SET TASK: Provide only the number of lines in the data below that contain the string "Proof".

EXCERPTED DATA:
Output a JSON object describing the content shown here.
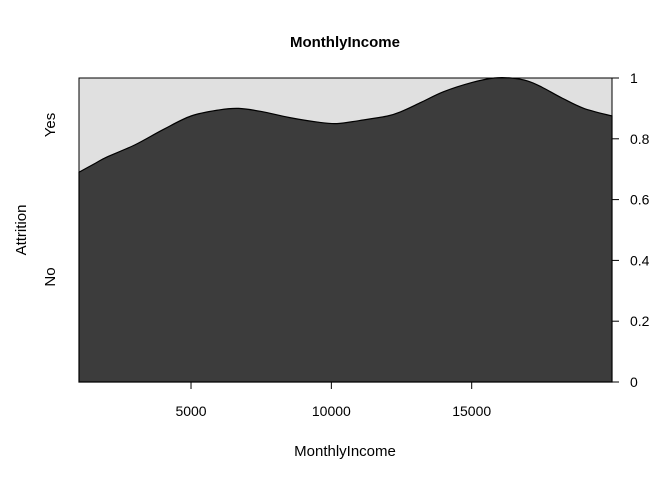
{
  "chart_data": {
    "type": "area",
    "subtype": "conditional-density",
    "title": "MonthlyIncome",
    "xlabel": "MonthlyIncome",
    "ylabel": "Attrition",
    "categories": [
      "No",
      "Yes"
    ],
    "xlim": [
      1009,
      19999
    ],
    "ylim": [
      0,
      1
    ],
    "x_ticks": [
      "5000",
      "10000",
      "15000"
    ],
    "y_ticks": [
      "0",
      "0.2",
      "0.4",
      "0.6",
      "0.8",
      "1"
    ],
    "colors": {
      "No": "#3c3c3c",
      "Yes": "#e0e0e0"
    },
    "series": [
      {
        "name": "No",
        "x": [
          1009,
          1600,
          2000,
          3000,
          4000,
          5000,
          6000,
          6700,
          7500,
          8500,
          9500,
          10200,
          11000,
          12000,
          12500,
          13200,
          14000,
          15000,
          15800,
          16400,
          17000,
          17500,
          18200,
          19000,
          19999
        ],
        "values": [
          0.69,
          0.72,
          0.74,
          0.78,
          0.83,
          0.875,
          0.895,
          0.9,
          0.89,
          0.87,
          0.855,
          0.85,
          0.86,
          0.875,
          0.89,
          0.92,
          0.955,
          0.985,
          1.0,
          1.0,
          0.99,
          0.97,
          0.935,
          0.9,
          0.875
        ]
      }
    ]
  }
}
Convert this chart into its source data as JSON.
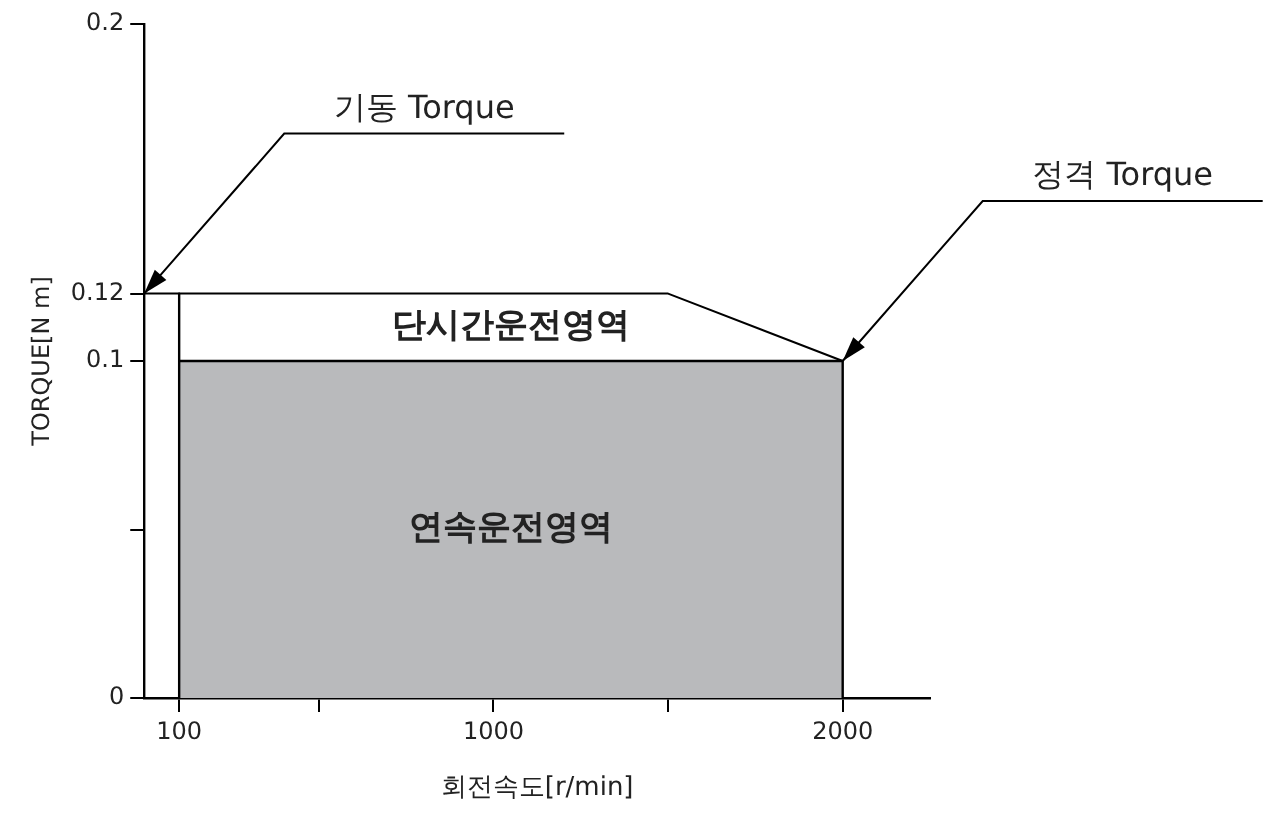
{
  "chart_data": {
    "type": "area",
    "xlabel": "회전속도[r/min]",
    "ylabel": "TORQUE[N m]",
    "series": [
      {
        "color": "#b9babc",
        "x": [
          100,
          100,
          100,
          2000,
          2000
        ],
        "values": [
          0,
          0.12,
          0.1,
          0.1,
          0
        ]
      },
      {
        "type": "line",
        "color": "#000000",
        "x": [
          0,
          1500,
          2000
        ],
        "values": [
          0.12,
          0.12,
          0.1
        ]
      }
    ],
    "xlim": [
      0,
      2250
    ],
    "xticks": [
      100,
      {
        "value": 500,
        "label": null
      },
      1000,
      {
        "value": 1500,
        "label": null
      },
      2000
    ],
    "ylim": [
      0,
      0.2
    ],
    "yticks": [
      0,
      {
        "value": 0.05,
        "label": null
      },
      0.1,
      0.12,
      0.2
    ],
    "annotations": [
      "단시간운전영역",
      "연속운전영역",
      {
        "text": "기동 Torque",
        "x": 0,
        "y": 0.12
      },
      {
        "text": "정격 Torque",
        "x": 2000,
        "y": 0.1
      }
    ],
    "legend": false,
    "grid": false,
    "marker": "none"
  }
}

==

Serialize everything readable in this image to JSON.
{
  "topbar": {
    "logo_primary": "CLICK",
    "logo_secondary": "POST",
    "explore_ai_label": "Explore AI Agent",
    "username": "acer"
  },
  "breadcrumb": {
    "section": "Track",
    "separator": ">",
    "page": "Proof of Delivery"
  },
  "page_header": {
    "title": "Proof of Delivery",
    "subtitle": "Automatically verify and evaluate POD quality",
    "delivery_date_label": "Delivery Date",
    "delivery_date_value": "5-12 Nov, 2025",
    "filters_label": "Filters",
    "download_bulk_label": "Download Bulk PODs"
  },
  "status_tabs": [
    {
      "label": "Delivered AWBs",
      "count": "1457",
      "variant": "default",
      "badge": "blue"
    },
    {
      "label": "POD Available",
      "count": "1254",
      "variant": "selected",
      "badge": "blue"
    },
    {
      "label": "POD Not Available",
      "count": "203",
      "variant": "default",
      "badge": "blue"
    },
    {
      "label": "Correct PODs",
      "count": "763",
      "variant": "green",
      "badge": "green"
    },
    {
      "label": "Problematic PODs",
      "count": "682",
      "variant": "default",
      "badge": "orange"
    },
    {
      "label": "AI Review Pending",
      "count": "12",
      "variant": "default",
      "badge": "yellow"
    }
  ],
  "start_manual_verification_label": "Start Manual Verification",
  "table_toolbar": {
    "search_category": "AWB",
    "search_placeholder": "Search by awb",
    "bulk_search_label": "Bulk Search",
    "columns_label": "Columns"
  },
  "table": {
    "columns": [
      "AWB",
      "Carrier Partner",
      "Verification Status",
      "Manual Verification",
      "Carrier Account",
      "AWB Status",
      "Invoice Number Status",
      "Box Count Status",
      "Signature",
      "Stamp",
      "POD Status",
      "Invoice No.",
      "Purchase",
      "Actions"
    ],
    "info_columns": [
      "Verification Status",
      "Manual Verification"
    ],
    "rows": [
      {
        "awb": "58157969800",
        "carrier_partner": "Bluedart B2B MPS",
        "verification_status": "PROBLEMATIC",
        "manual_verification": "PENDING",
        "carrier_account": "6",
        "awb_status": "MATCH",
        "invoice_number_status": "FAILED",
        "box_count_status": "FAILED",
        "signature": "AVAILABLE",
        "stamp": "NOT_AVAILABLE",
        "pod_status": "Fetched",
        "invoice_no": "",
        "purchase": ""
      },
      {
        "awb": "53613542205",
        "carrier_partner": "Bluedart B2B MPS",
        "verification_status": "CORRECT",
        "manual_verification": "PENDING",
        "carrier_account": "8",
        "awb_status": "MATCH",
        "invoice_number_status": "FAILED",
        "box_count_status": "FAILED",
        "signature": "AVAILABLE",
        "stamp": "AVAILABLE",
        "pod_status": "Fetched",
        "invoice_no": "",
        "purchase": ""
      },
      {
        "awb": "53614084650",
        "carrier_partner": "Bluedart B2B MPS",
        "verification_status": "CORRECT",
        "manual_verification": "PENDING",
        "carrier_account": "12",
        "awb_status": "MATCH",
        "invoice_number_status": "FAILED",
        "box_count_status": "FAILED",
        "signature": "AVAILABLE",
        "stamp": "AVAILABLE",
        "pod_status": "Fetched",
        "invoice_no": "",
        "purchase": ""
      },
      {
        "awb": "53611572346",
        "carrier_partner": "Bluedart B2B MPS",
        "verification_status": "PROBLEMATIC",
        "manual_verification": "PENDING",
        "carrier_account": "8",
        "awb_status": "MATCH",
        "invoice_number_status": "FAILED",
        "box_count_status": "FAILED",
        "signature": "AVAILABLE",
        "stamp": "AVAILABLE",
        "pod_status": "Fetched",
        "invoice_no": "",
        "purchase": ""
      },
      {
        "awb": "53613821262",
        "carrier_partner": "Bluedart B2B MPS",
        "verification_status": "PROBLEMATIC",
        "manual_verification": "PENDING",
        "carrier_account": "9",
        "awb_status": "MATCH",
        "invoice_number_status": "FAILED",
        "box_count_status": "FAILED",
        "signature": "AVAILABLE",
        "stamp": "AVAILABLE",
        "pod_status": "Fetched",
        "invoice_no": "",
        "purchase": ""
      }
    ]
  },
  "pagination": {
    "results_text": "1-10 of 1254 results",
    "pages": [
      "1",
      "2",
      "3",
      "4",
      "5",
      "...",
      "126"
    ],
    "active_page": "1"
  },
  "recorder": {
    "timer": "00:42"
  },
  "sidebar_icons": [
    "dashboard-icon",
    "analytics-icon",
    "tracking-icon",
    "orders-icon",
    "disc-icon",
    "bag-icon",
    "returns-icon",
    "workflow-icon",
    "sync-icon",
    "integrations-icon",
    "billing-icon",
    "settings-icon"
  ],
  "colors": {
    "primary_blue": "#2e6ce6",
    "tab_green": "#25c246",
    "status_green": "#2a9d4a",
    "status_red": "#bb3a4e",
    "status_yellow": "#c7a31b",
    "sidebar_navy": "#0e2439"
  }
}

RESPONSE FOR THIS EXERCISE: 2